REQUEST: Only the number is wanted: how many lines contain the string "this"?

*** PROVIDED ENTRIES ***

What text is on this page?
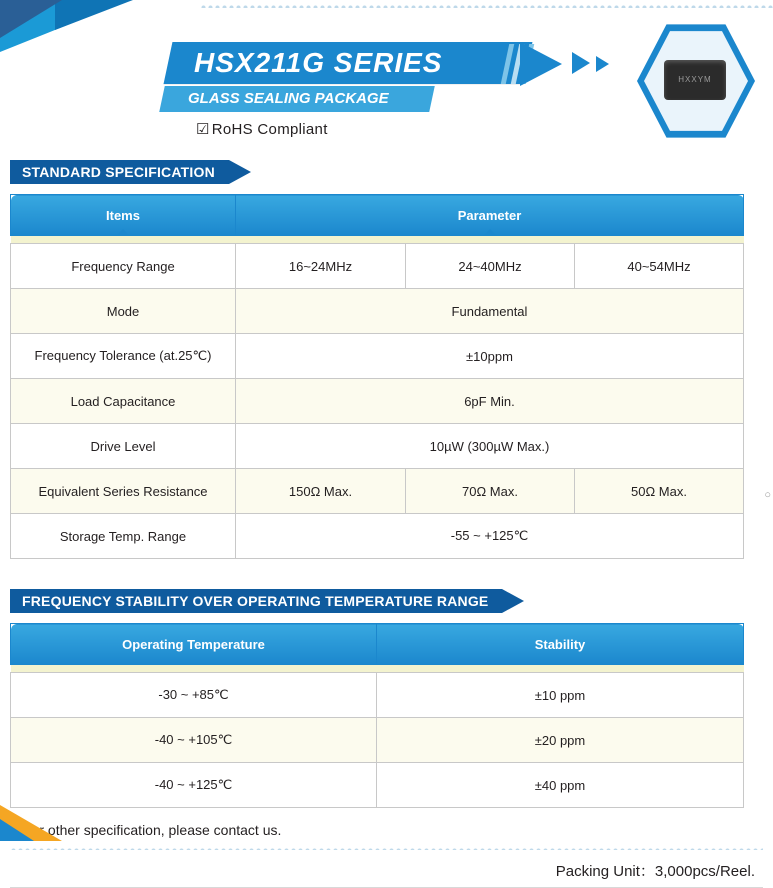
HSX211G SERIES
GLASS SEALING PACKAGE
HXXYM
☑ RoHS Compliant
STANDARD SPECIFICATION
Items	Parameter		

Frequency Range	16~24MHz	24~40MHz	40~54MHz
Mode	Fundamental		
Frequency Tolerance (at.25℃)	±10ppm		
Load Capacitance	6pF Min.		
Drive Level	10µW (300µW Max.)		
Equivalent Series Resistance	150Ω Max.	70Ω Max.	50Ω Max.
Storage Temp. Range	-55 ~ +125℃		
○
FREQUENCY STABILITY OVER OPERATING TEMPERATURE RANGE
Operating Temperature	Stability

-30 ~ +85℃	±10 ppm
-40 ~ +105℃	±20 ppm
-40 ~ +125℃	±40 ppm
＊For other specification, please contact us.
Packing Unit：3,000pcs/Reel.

***
*** PROVIDED ENTRIES ***

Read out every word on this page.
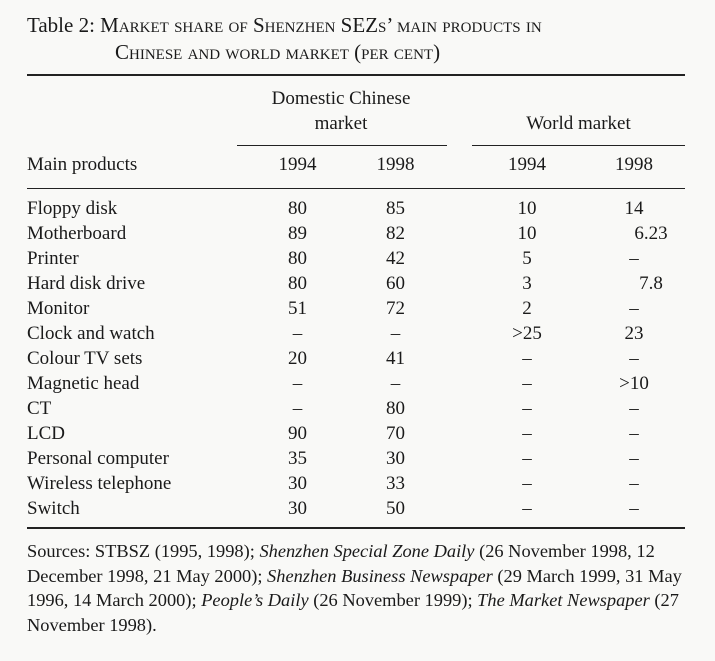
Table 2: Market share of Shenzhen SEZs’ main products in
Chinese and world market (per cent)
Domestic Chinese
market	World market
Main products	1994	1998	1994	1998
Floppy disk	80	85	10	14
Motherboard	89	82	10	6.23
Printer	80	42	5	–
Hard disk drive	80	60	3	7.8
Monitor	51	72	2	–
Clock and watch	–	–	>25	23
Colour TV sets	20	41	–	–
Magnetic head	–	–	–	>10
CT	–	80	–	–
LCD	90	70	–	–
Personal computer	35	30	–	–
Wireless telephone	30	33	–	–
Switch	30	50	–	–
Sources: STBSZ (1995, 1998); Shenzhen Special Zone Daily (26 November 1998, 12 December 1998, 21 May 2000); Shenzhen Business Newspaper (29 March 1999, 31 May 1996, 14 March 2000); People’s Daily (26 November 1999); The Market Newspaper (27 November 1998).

***

CORRECT ANSWER: 2